* Exercise brief
Make an exact copy of the lines below.

* Data rows
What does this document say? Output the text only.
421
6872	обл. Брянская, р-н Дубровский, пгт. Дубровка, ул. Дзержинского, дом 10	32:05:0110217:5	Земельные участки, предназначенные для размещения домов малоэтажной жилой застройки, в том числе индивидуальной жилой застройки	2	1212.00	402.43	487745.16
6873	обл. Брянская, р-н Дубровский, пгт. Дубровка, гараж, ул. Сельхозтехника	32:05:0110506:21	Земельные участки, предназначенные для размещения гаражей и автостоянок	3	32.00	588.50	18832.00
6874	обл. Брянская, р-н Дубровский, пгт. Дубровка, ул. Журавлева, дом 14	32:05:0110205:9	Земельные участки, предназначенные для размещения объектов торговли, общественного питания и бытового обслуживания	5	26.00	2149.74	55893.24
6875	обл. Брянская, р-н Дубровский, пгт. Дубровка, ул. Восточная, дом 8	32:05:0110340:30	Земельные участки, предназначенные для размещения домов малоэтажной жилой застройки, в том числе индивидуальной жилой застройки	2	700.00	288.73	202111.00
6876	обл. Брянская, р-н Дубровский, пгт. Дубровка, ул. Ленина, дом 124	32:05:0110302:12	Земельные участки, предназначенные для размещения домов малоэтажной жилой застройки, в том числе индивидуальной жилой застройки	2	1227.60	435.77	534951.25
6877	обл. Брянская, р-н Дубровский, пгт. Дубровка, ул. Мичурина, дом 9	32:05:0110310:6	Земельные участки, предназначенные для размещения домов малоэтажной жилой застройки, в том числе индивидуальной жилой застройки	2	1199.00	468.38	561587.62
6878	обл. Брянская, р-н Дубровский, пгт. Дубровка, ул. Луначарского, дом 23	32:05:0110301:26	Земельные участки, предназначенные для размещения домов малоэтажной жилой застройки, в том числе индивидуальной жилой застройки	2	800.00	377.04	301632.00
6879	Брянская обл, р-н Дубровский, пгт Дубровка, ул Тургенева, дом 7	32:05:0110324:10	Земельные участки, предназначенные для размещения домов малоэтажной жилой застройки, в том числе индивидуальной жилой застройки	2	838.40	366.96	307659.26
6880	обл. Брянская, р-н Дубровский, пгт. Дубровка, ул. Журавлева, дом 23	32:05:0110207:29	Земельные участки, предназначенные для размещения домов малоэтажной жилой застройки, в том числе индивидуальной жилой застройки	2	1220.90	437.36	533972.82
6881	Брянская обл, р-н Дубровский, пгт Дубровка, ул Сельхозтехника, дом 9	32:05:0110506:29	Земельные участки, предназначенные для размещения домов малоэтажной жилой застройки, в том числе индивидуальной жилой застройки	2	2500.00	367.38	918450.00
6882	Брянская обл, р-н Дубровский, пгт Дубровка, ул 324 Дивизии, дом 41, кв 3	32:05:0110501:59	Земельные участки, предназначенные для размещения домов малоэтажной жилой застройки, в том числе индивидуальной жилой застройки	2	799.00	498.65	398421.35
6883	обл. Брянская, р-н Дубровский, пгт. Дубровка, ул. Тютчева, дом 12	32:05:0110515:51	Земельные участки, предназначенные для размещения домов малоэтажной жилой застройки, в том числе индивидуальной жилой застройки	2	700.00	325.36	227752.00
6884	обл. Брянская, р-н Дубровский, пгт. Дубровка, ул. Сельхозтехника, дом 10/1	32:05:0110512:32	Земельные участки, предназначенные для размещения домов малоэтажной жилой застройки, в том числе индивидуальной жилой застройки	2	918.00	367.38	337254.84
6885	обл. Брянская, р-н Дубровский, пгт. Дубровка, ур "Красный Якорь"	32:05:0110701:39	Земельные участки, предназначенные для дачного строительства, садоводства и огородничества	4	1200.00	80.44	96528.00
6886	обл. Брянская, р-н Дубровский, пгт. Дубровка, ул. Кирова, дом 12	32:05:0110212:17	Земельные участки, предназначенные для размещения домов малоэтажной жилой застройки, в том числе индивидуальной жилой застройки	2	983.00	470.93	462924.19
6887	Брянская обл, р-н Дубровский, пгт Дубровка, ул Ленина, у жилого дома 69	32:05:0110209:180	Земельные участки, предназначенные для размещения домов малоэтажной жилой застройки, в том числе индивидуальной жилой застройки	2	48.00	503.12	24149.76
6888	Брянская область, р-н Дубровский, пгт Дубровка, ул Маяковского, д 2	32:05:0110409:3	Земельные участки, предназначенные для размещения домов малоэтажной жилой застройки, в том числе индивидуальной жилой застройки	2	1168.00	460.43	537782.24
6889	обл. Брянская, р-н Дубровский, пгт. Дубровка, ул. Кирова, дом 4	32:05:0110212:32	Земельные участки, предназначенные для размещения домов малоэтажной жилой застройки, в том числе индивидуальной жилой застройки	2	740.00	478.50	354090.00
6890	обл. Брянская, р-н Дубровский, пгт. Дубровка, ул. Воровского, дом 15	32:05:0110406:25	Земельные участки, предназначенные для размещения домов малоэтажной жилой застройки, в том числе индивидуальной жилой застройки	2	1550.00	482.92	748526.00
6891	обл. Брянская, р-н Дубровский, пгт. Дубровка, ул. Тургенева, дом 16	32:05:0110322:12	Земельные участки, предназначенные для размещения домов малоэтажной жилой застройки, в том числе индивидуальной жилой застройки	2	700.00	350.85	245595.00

* The output
What does this document say? Output the text only.
421
6872	обл. Брянская, р-н Дубровский, пгт. Дубровка, ул. Дзержинского, дом 10	32:05:0110217:5	Земельные участки, предназначенные для размещения домов малоэтажной жилой застройки, в том числе индивидуальной жилой застройки	2	1212.00	402.43	487745.16
6873	обл. Брянская, р-н Дубровский, пгт. Дубровка, гараж, ул. Сельхозтехника	32:05:0110506:21	Земельные участки, предназначенные для размещения гаражей и автостоянок	3	32.00	588.50	18832.00
6874	обл. Брянская, р-н Дубровский, пгт. Дубровка, ул. Журавлева, дом 14	32:05:0110205:9	Земельные участки, предназначенные для размещения объектов торговли, общественного питания и бытового обслуживания	5	26.00	2149.74	55893.24
6875	обл. Брянская, р-н Дубровский, пгт. Дубровка, ул. Восточная, дом 8	32:05:0110340:30	Земельные участки, предназначенные для размещения домов малоэтажной жилой застройки, в том числе индивидуальной жилой застройки	2	700.00	288.73	202111.00
6876	обл. Брянская, р-н Дубровский, пгт. Дубровка, ул. Ленина, дом 124	32:05:0110302:12	Земельные участки, предназначенные для размещения домов малоэтажной жилой застройки, в том числе индивидуальной жилой застройки	2	1227.60	435.77	534951.25
6877	обл. Брянская, р-н Дубровский, пгт. Дубровка, ул. Мичурина, дом 9	32:05:0110310:6	Земельные участки, предназначенные для размещения домов малоэтажной жилой застройки, в том числе индивидуальной жилой застройки	2	1199.00	468.38	561587.62
6878	обл. Брянская, р-н Дубровский, пгт. Дубровка, ул. Луначарского, дом 23	32:05:0110301:26	Земельные участки, предназначенные для размещения домов малоэтажной жилой застройки, в том числе индивидуальной жилой застройки	2	800.00	377.04	301632.00
6879	Брянская обл, р-н Дубровский, пгт Дубровка, ул Тургенева, дом 7	32:05:0110324:10	Земельные участки, предназначенные для размещения домов малоэтажной жилой застройки, в том числе индивидуальной жилой застройки	2	838.40	366.96	307659.26
6880	обл. Брянская, р-н Дубровский, пгт. Дубровка, ул. Журавлева, дом 23	32:05:0110207:29	Земельные участки, предназначенные для размещения домов малоэтажной жилой застройки, в том числе индивидуальной жилой застройки	2	1220.90	437.36	533972.82
6881	Брянская обл, р-н Дубровский, пгт Дубровка, ул Сельхозтехника, дом 9	32:05:0110506:29	Земельные участки, предназначенные для размещения домов малоэтажной жилой застройки, в том числе индивидуальной жилой застройки	2	2500.00	367.38	918450.00
6882	Брянская обл, р-н Дубровский, пгт Дубровка, ул 324 Дивизии, дом 41, кв 3	32:05:0110501:59	Земельные участки, предназначенные для размещения домов малоэтажной жилой застройки, в том числе индивидуальной жилой застройки	2	799.00	498.65	398421.35
6883	обл. Брянская, р-н Дубровский, пгт. Дубровка, ул. Тютчева, дом 12	32:05:0110515:51	Земельные участки, предназначенные для размещения домов малоэтажной жилой застройки, в том числе индивидуальной жилой застройки	2	700.00	325.36	227752.00
6884	обл. Брянская, р-н Дубровский, пгт. Дубровка, ул. Сельхозтехника, дом 10/1	32:05:0110512:32	Земельные участки, предназначенные для размещения домов малоэтажной жилой застройки, в том числе индивидуальной жилой застройки	2	918.00	367.38	337254.84
6885	обл. Брянская, р-н Дубровский, пгт. Дубровка, ур "Красный Якорь"	32:05:0110701:39	Земельные участки, предназначенные для дачного строительства, садоводства и огородничества	4	1200.00	80.44	96528.00
6886	обл. Брянская, р-н Дубровский, пгт. Дубровка, ул. Кирова, дом 12	32:05:0110212:17	Земельные участки, предназначенные для размещения домов малоэтажной жилой застройки, в том числе индивидуальной жилой застройки	2	983.00	470.93	462924.19
6887	Брянская обл, р-н Дубровский, пгт Дубровка, ул Ленина, у жилого дома 69	32:05:0110209:180	Земельные участки, предназначенные для размещения домов малоэтажной жилой застройки, в том числе индивидуальной жилой застройки	2	48.00	503.12	24149.76
6888	Брянская область, р-н Дубровский, пгт Дубровка, ул Маяковского, д 2	32:05:0110409:3	Земельные участки, предназначенные для размещения домов малоэтажной жилой застройки, в том числе индивидуальной жилой застройки	2	1168.00	460.43	537782.24
6889	обл. Брянская, р-н Дубровский, пгт. Дубровка, ул. Кирова, дом 4	32:05:0110212:32	Земельные участки, предназначенные для размещения домов малоэтажной жилой застройки, в том числе индивидуальной жилой застройки	2	740.00	478.50	354090.00
6890	обл. Брянская, р-н Дубровский, пгт. Дубровка, ул. Воровского, дом 15	32:05:0110406:25	Земельные участки, предназначенные для размещения домов малоэтажной жилой застройки, в том числе индивидуальной жилой застройки	2	1550.00	482.92	748526.00
6891	обл. Брянская, р-н Дубровский, пгт. Дубровка, ул. Тургенева, дом 16	32:05:0110322:12	Земельные участки, предназначенные для размещения домов малоэтажной жилой застройки, в том числе индивидуальной жилой застройки	2	700.00	350.85	245595.00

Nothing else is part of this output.